Bilan de la loi ÉGALIM sur la rémunération des agriculteurs
Questions posées le lundi 3 mai 2021 dans le cadre des débats sur le bilan de la loi EGALIM et sur la rémunération des agriculteurs organisé par le groupe GDR.
Question posée à M. Philippe Chalmin, historien et économiste, essayiste, enseignant, spécialiste des marchés internationaux et des questions agricoles
Beaucoup de choses ont été évoquées, mais je voudrais poser une question spécifique à M. Chalmin – nous sommes voisins, je suis de l’Allier. Dans un secteur comme celui de la viande bovine, alors que la consommation est stable et que la production diminue, comment expliquez-vous que le prix payé aux producteurs n’augmente pas, voire diminue ? C’est ce que vous disiez tout à l’heure, monsieur Gauthier. Est-ce que d’autres confisquent les marges ? Les rapports de force sont-ils équilibrés ou rejouons-nous le pot de terre contre le pot de fer ?
Réponse de M. Philippe Chalmin
Le secteur de la viande bovine n’est pas compliqué : vous avez des éleveurs de races allaitantes qui ne couvrent pas la réalité de leurs coûts de production ; vous avez un secteur industriel – nous en avons les comptes –, dont les marges nettes sont très réduites, voire assez souvent négatives. Vous le savez, dans le secteur de la viande, les défaillances d’entreprises sont parmi les plus importantes, et ce, d’année en année.
La part des GMS – grandes et moyennes surfaces – est de plus en plus importante dans les achats de viande. Or depuis que nous suivons les comptes du rayon boucherie, sa marge nette est négative.
Finalement, l’éleveur n’est pas rémunéré, l’industriel couvre à peine ses dépenses et le distributeur perd de l’argent sur son rayon boucherie, quitte à se rattraper ailleurs, bien entendu – il perd encore plus d’argent sur son rayon poissonnerie, soit dit en passant. Le gagnant, à la fin, c’est quand même le consommateur.
Quand on reconstitue un panier de viande de bœuf – qui varie de manière saisonnière –, on constate qu’il a un peu augmenté pour le consommateur. On dit toujours que le prix de la viande, aux yeux du consommateur, c’est le prix du filet, mais il est possible de trouver du bourguignon à 5 ou 6 euros le kilo – il faut ensuite le cuisiner, il est vrai. Ce panier s’élevait à 10,90 euros en 2016, à 10,97 euros en 2017, à 11,05 euros en 2018, à 11,33 euros en 2019 et à 11,56 euros en 2020. C’est d’une extraordinaire stabilité, sachant qu’en 2020, nous avons eu le problème de la fermeture de la restauration hors foyer (RHF), ainsi qu’une valorisation de la carcasse beaucoup plus importante en viande hachée. Le prix de celle-ci est habituellement stable, s’établissant autour de 10 euros le kilo depuis une dizaine d’années. M. Gauthier a raison, il y a plutôt eu un maintien de la consommation de viande bovine, mais une moindre valorisation de la viande hachée.

┄┄┄┄┄┄┄┄┄┄┄┄┄┄┄┄┄┄┄┄

> **CONSIGNE 1**
Reproduisez la liste à l'identique, de sa première ligne jusqu'à la ligne contenant « chart-title: Souhlasil/a byste », celle-ci comprise.

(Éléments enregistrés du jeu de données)
┄┄┄┄┄┄┄┄┄┄┄┄┄┄┄┄┄┄┄┄

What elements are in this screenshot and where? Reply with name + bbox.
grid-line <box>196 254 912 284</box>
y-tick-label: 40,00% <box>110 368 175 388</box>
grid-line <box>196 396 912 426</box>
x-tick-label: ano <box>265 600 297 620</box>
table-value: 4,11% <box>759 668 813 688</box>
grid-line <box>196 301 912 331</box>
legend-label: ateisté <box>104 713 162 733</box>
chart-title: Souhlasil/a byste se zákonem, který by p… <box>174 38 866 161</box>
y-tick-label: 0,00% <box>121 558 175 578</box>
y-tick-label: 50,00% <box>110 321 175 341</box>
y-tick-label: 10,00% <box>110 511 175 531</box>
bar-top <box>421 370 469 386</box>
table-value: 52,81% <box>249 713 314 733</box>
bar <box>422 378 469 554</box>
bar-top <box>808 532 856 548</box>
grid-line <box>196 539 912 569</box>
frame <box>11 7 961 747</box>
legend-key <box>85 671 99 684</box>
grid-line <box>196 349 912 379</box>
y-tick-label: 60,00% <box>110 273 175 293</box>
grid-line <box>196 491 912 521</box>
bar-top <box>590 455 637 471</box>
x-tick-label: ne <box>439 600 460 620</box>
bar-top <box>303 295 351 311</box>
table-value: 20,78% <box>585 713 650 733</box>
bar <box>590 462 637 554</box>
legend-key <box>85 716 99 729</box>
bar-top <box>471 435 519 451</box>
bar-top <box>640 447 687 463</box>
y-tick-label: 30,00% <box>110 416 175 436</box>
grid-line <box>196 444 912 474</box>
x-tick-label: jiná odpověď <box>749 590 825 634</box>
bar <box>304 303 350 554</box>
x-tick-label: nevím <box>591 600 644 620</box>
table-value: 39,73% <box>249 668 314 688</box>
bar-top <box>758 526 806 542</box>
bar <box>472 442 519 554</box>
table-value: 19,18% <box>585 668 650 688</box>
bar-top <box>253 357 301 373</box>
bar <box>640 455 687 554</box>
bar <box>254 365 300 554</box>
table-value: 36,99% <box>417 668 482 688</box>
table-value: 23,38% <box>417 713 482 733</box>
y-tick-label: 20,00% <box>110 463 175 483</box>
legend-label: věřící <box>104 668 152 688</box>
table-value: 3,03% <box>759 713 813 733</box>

┄┄┄┄┄┄┄┄┄┄┄┄┄┄┄┄┄┄┄┄

> **CONSIGNE 2**
Reprenez, s'il vous plaît, le texte sur la loi ÉGALIM et la rémunération des agriculteurs et poursuivez-le à partir de l'endroit où il s'interrompt.

> **RÉSULTAT 1**
What elements are in this screenshot and where? Reply with name + bbox.
grid-line <box>196 254 912 284</box>
y-tick-label: 40,00% <box>110 368 175 388</box>
grid-line <box>196 396 912 426</box>
x-tick-label: ano <box>265 600 297 620</box>
table-value: 4,11% <box>759 668 813 688</box>
grid-line <box>196 301 912 331</box>
legend-label: ateisté <box>104 713 162 733</box>
chart-title: Souhlasil/a byste se zákonem, který by p… <box>174 38 866 161</box>

> **RÉSULTAT 2**
Question posée à monsieur le Ministre de l’Agriculture Julien Denormandie
J’ai déjà eu l’occasion d’évoquer la question des traités de libre-échange et de leurs conséquences, je n’y reviens pas. Une telle question ne peut pourtant pas être déconnectée du climat morose qui règne dans les zones d’élevage, comme vient d’en témoigner devant nous un jeune éleveur de bovins allaitants en Saône-et-Loire. Citons des prix insuffisamment rémunérateurs, pour des productions souvent de qualité ; des campagnes agressives pour remettre en cause la consommation de viande ; des campagnes non moins agressives concernant le bien-être animal, jetant l’opprobre sur toute une profession ; des perspectives de réforme de la PAC laissant planer le doute sur une diminution des aides au secteur agricole, donnant l’impression que les bons élèves seront punis.
Or, ces bons élèves perçoivent un salaire de misère : 700 euros par mois pour des semaines de travail de plus de 60 heures. Pourtant, ce type d’agriculture permet la diversité de nos paysages, le maintien d’une biodiversité riche, avec un pourcentage élevé de prairies naturelles, des terres non labourables. Que deviendront ces zones dites défavorisées, si l’élevage est remis en cause.
Je pense à mon département de l’Allier, où s’étend le bocage bourbonnais et ses prairies verdoyantes, où paissent les animaux, car, monsieur le ministre, on y voit, encore des bêtes dans les prés. Que deviendront ces territoires si les jeunes ne s’y installent plus, faute de perspective, ou si des jeunes installés quittent le métier ? Les décisions que vous prendrez dessineront les territoires de demain.
Votre responsabilité est grande. Les agriculteurs vous ont bien accueilli lors de votre nomination ; ils vous ont fait confiance et moi aussi. Depuis, le doute s’est à nouveau installé. Ne les décevez pas et dites-nous comment vous allez utiliser la réforme de la PAC pour répondre à cet appel urgent.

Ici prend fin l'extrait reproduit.